WHAT IS BEING ASKED:
Repeat the records below exactly.

Collection entries
——
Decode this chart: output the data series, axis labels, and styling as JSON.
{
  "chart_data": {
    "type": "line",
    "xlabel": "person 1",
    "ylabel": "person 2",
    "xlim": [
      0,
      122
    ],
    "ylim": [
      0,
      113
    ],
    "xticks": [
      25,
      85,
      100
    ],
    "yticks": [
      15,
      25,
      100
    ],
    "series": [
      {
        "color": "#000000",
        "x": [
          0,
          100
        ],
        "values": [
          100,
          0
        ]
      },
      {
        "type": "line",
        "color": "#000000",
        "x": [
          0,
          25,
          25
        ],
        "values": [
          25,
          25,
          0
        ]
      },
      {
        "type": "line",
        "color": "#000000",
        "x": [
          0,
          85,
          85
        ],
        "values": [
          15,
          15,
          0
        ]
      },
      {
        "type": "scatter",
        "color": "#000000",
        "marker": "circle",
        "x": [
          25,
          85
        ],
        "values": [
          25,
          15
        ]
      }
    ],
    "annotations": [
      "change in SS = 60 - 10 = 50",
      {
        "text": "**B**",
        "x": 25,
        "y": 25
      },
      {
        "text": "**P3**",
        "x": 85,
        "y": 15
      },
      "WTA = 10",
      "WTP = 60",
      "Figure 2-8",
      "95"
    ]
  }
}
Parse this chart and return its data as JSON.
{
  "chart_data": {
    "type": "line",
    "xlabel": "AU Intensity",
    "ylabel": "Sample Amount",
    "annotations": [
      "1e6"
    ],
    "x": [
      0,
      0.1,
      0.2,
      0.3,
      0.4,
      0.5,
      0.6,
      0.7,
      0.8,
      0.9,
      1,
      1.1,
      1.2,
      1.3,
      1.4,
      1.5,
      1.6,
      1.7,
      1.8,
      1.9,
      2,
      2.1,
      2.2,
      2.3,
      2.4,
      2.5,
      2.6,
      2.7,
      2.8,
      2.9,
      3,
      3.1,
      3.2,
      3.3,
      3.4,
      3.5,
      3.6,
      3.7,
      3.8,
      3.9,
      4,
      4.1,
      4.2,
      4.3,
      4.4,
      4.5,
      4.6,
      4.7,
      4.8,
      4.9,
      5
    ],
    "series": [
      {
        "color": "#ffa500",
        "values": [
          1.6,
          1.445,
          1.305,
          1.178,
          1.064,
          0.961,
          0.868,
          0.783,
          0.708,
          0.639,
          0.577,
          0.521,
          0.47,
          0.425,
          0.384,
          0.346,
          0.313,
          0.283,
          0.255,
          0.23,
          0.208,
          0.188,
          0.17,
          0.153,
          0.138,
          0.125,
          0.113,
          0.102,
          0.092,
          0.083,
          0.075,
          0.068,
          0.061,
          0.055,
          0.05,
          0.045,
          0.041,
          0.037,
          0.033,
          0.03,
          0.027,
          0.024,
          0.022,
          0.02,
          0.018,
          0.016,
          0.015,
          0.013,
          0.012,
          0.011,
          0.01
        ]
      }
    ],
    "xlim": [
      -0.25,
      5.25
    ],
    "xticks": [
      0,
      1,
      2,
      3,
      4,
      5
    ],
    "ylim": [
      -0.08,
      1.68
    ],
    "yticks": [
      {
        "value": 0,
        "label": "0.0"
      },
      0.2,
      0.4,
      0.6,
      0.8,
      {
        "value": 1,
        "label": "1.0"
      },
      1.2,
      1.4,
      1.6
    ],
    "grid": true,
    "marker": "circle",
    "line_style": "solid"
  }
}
——
SOLUTION FOR THIS TASK:
Decode this chart: output the data series, axis labels, and styling as JSON.
{
  "chart_data": {
    "type": "line",
    "xlabel": "person 1",
    "ylabel": "person 2",
    "xlim": [
      0,
      122
    ],
    "ylim": [
      0,
      113
    ],
    "xticks": [
      25,
      85,
      100
    ],
    "yticks": [
      15,
      25,
      100
    ],
    "series": [
      {
        "color": "#000000",
        "x": [
          0,
          100
        ],
        "values": [
          100,
          0
        ]
      },
      {
        "type": "line",
        "color": "#000000",
        "x": [
          0,
          25,
          25
        ],
        "values": [
          25,
          25,
          0
        ]
      },
      {
        "type": "line",
        "color": "#000000",
        "x": [
          0,
          85,
          85
        ],
        "values": [
          15,
          15,
          0
        ]
      },
      {
        "type": "scatter",
        "color": "#000000",
        "marker": "circle",
        "x": [
          25,
          85
        ],
        "values": [
          25,
          15
        ]
      }
    ],
    "annotations": [
      "change in SS = 60 - 10 = 50",
      {
        "text": "**B**",
        "x": 25,
        "y": 25
      },
      {
        "text": "**P3**",
        "x": 85,
        "y": 15
      },
      "WTA = 10",
      "WTP = 60",
      "Figure 2-8",
      "95"
    ]
  }
}
Parse this chart and return its data as JSON.
{
  "chart_data": {
    "type": "line",
    "xlabel": "AU Intensity",
    "ylabel": "Sample Amount",
    "annotations": [
      "1e6"
    ],
    "x": [
      0,
      0.1,
      0.2,
      0.3,
      0.4,
      0.5,
      0.6,
      0.7,
      0.8,
      0.9,
      1,
      1.1,
      1.2,
      1.3,
      1.4,
      1.5,
      1.6,
      1.7,
      1.8,
      1.9,
      2,
      2.1,
      2.2,
      2.3,
      2.4,
      2.5,
      2.6,
      2.7,
      2.8,
      2.9,
      3,
      3.1,
      3.2,
      3.3,
      3.4,
      3.5,
      3.6,
      3.7,
      3.8,
      3.9,
      4,
      4.1,
      4.2,
      4.3,
      4.4,
      4.5,
      4.6,
      4.7,
      4.8,
      4.9,
      5
    ],
    "series": [
      {
        "color": "#ffa500",
        "values": [
          1.6,
          1.445,
          1.305,
          1.178,
          1.064,
          0.961,
          0.868,
          0.783,
          0.708,
          0.639,
          0.577,
          0.521,
          0.47,
          0.425,
          0.384,
          0.346,
          0.313,
          0.283,
          0.255,
          0.23,
          0.208,
          0.188,
          0.17,
          0.153,
          0.138,
          0.125,
          0.113,
          0.102,
          0.092,
          0.083,
          0.075,
          0.068,
          0.061,
          0.055,
          0.05,
          0.045,
          0.041,
          0.037,
          0.033,
          0.03,
          0.027,
          0.024,
          0.022,
          0.02,
          0.018,
          0.016,
          0.015,
          0.013,
          0.012,
          0.011,
          0.01
        ]
      }
    ],
    "xlim": [
      -0.25,
      5.25
    ],
    "xticks": [
      0,
      1,
      2,
      3,
      4,
      5
    ],
    "ylim": [
      -0.08,
      1.68
    ],
    "yticks": [
      {
        "value": 0,
        "label": "0.0"
      },
      0.2,
      0.4,
      0.6,
      0.8,
      {
        "value": 1,
        "label": "1.0"
      },
      1.2,
      1.4,
      1.6
    ],
    "grid": true,
    "marker": "circle",
    "line_style": "solid"
  }
}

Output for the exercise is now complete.